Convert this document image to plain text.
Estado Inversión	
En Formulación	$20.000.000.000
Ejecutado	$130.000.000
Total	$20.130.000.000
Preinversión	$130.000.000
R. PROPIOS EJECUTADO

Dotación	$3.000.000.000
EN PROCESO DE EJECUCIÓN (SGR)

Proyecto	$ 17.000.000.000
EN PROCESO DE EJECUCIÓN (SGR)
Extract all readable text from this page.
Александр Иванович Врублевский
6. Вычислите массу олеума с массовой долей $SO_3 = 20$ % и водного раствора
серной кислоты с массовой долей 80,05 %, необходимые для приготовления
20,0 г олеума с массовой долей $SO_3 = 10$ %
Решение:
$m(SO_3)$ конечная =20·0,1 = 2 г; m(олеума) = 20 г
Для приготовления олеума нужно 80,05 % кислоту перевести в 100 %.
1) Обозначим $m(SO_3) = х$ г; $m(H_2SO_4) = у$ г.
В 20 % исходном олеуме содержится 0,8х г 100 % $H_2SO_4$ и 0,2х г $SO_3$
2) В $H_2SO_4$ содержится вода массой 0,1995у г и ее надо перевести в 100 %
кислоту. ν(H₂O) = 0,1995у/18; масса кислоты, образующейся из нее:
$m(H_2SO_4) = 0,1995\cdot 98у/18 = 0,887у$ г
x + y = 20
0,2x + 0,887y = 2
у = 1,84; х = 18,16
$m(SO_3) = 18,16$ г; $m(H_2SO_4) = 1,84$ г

== Written instruction ==
Each line that holds the word "кислоты" should be extracted from the records.

== Expected output ==
серной кислоты с массовой долей 80,05 %, необходимые для приготовления
кислоту. ν(H₂O) = 0,1995у/18; масса кислоты, образующейся из нее:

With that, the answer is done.